YOUR GOAL
Quote each line of the material verbatim, without the pictures.

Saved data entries
┌──
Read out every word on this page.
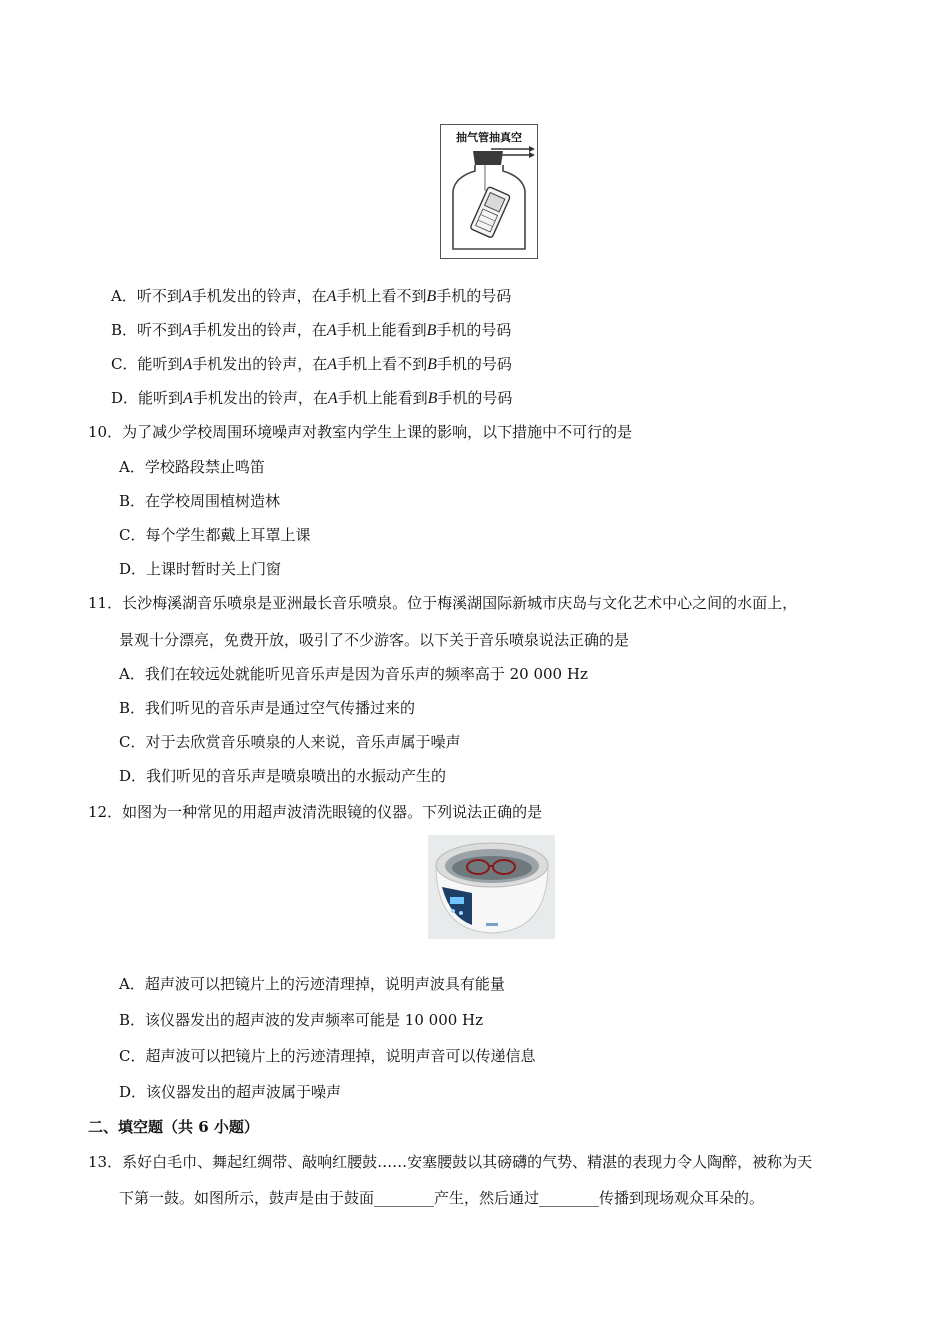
抽气管抽真空
A．听不到A手机发出的铃声，在A手机上看不到B手机的号码
B．听不到A手机发出的铃声，在A手机上能看到B手机的号码
C．能听到A手机发出的铃声，在A手机上看不到B手机的号码
D．能听到A手机发出的铃声，在A手机上能看到B手机的号码
10．为了减少学校周围环境噪声对教室内学生上课的影响，以下措施中不可行的是
A．学校路段禁止鸣笛
B．在学校周围植树造林
C．每个学生都戴上耳罩上课
D．上课时暂时关上门窗
11．长沙梅溪湖音乐喷泉是亚洲最长音乐喷泉。位于梅溪湖国际新城市庆岛与文化艺术中心之间的水面上，
景观十分漂亮，免费开放，吸引了不少游客。以下关于音乐喷泉说法正确的是
A．我们在较远处就能听见音乐声是因为音乐声的频率高于 20 000 Hz
B．我们听见的音乐声是通过空气传播过来的
C．对于去欣赏音乐喷泉的人来说，音乐声属于噪声
D．我们听见的音乐声是喷泉喷出的水振动产生的
12．如图为一种常见的用超声波清洗眼镜的仪器。下列说法正确的是
A．超声波可以把镜片上的污迹清理掉，说明声波具有能量
B．该仪器发出的超声波的发声频率可能是 10 000 Hz
C．超声波可以把镜片上的污迹清理掉，说明声音可以传递信息
D．该仪器发出的超声波属于噪声
二、填空题（共 6 小题）
13．系好白毛巾、舞起红绸带、敲响红腰鼓……安塞腰鼓以其磅礴的气势、精湛的表现力令人陶醉，被称为天
下第一鼓。如图所示，鼓声是由于鼓面________产生，然后通过________传播到现场观众耳朵的。
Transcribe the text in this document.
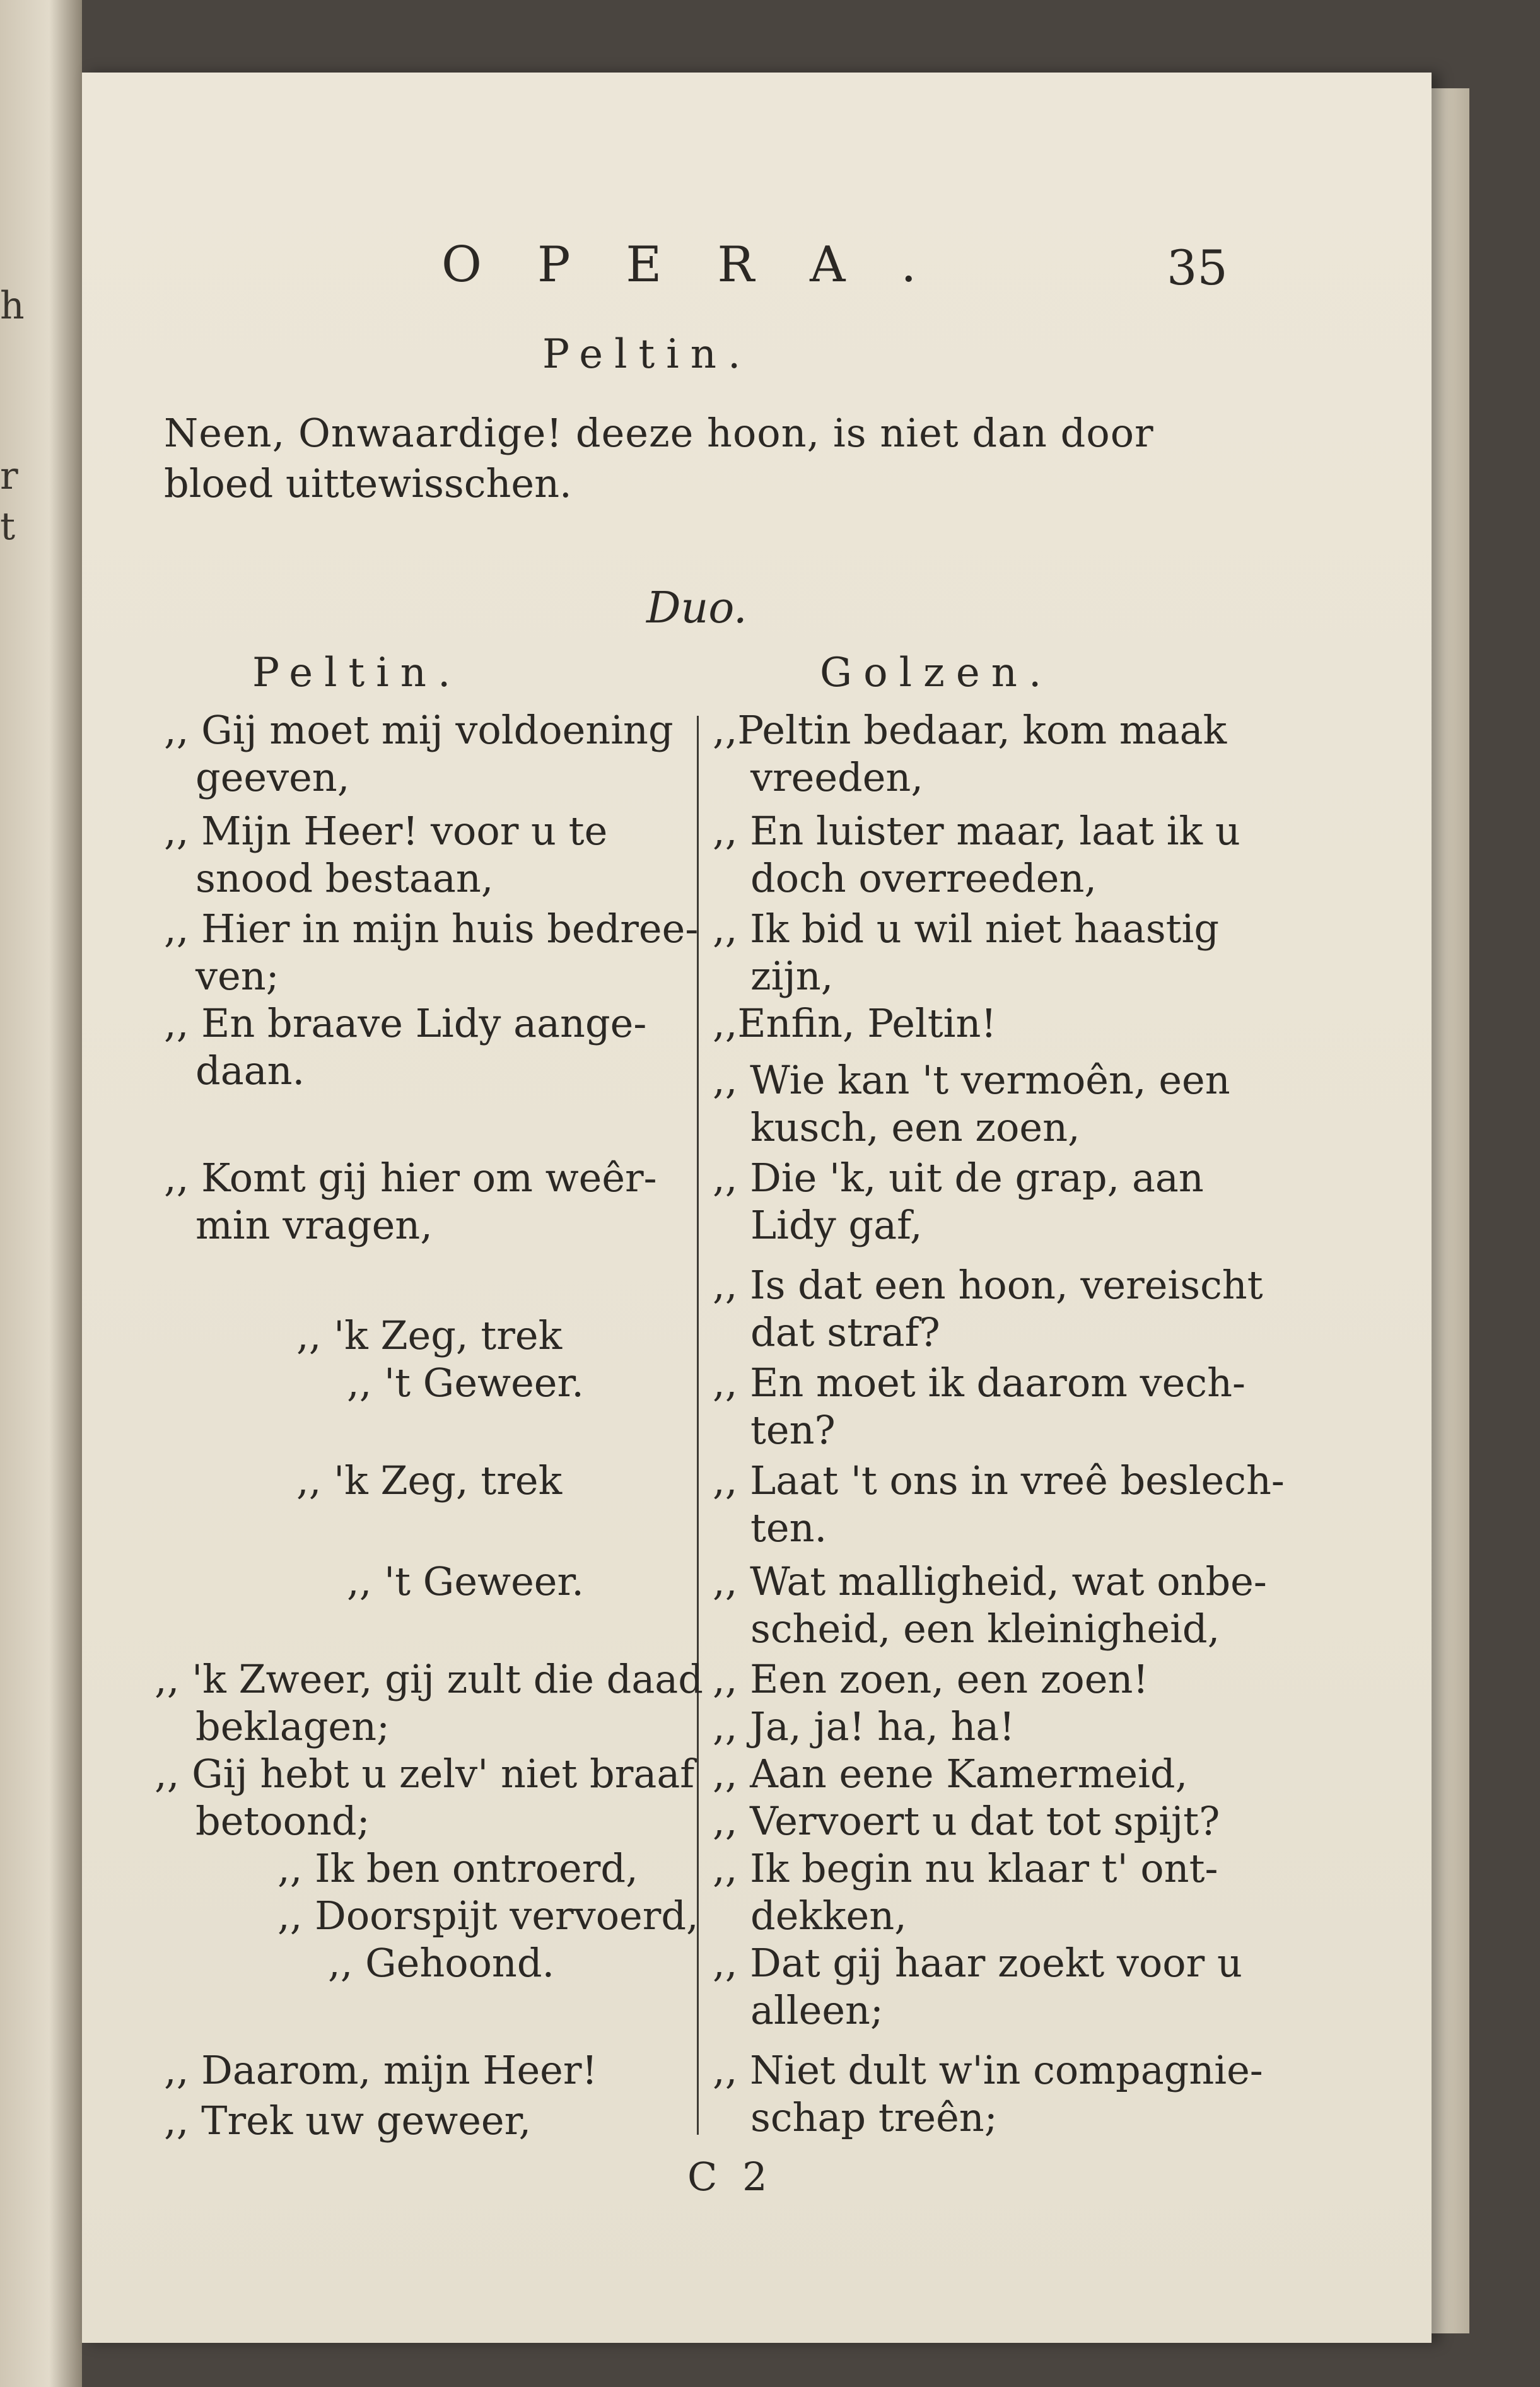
h
r
t
OPERA.	35
Peltin.
Neen, Onwaardige! deeze hoon, is niet dan door
bloed uittewisschen.
Duo.
Peltin.	Golzen.
,, Gij moet mij voldoening
geeven,
,, Mijn Heer! voor u te
snood bestaan,
,, Hier in mijn huis bedree-
ven;
,, En braave Lidy aange-
daan.
,, Komt gij hier om weêr-
min vragen,
,, 'k Zeg, trek
,, 't Geweer.
,, 'k Zeg, trek
,, 't Geweer.
,, 'k Zweer, gij zult die daad
beklagen;
,, Gij hebt u zelv' niet braaf
betoond;
,, Ik ben ontroerd,
,, Doorspijt vervoerd,
,, Gehoond.
,, Daarom, mijn Heer!
,, Trek uw geweer,
,,Peltin bedaar, kom maak
vreeden,
,, En luister maar, laat ik u
doch overreeden,
,, Ik bid u wil niet haastig
zijn,
,,Enfin, Peltin!
,, Wie kan 't vermoên, een
kusch, een zoen,
,, Die 'k, uit de grap, aan
Lidy gaf,
,, Is dat een hoon, vereischt
dat straf?
,, En moet ik daarom vech-
ten?
,, Laat 't ons in vreê beslech-
ten.
,, Wat malligheid, wat onbe-
scheid, een kleinigheid,
,, Een zoen, een zoen!
,, Ja, ja! ha, ha!
,, Aan eene Kamermeid,
,, Vervoert u dat tot spijt?
,, Ik begin nu klaar t' ont-
dekken,
,, Dat gij haar zoekt voor u
alleen;
,, Niet dult w'in compagnie-
schap treên;
C 2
└──
ANSWER TO THE TASK
Read out every word on this page.
抽气管抽真空
A．听不到A手机发出的铃声，在A手机上看不到B手机的号码
B．听不到A手机发出的铃声，在A手机上能看到B手机的号码
C．能听到A手机发出的铃声，在A手机上看不到B手机的号码
D．能听到A手机发出的铃声，在A手机上能看到B手机的号码
10．为了减少学校周围环境噪声对教室内学生上课的影响，以下措施中不可行的是
A．学校路段禁止鸣笛
B．在学校周围植树造林
C．每个学生都戴上耳罩上课
D．上课时暂时关上门窗
11．长沙梅溪湖音乐喷泉是亚洲最长音乐喷泉。位于梅溪湖国际新城市庆岛与文化艺术中心之间的水面上，
景观十分漂亮，免费开放，吸引了不少游客。以下关于音乐喷泉说法正确的是
A．我们在较远处就能听见音乐声是因为音乐声的频率高于 20 000 Hz
B．我们听见的音乐声是通过空气传播过来的
C．对于去欣赏音乐喷泉的人来说，音乐声属于噪声
D．我们听见的音乐声是喷泉喷出的水振动产生的
12．如图为一种常见的用超声波清洗眼镜的仪器。下列说法正确的是
A．超声波可以把镜片上的污迹清理掉，说明声波具有能量
B．该仪器发出的超声波的发声频率可能是 10 000 Hz
C．超声波可以把镜片上的污迹清理掉，说明声音可以传递信息
D．该仪器发出的超声波属于噪声
二、填空题（共 6 小题）
13．系好白毛巾、舞起红绸带、敲响红腰鼓……安塞腰鼓以其磅礴的气势、精湛的表现力令人陶醉，被称为天
下第一鼓。如图所示，鼓声是由于鼓面________产生，然后通过________传播到现场观众耳朵的。
Transcribe the text in this document.
h
r
t
OPERA.	35
Peltin.
Neen, Onwaardige! deeze hoon, is niet dan door
bloed uittewisschen.
Duo.
Peltin.	Golzen.
,, Gij moet mij voldoening
geeven,
,, Mijn Heer! voor u te
snood bestaan,
,, Hier in mijn huis bedree-
ven;
,, En braave Lidy aange-
daan.
,, Komt gij hier om weêr-
min vragen,
,, 'k Zeg, trek
,, 't Geweer.
,, 'k Zeg, trek
,, 't Geweer.
,, 'k Zweer, gij zult die daad
beklagen;
,, Gij hebt u zelv' niet braaf
betoond;
,, Ik ben ontroerd,
,, Doorspijt vervoerd,
,, Gehoond.
,, Daarom, mijn Heer!
,, Trek uw geweer,
,,Peltin bedaar, kom maak
vreeden,
,, En luister maar, laat ik u
doch overreeden,
,, Ik bid u wil niet haastig
zijn,
,,Enfin, Peltin!
,, Wie kan 't vermoên, een
kusch, een zoen,
,, Die 'k, uit de grap, aan
Lidy gaf,
,, Is dat een hoon, vereischt
dat straf?
,, En moet ik daarom vech-
ten?
,, Laat 't ons in vreê beslech-
ten.
,, Wat malligheid, wat onbe-
scheid, een kleinigheid,
,, Een zoen, een zoen!
,, Ja, ja! ha, ha!
,, Aan eene Kamermeid,
,, Vervoert u dat tot spijt?
,, Ik begin nu klaar t' ont-
dekken,
,, Dat gij haar zoekt voor u
alleen;
,, Niet dult w'in compagnie-
schap treên;
C 2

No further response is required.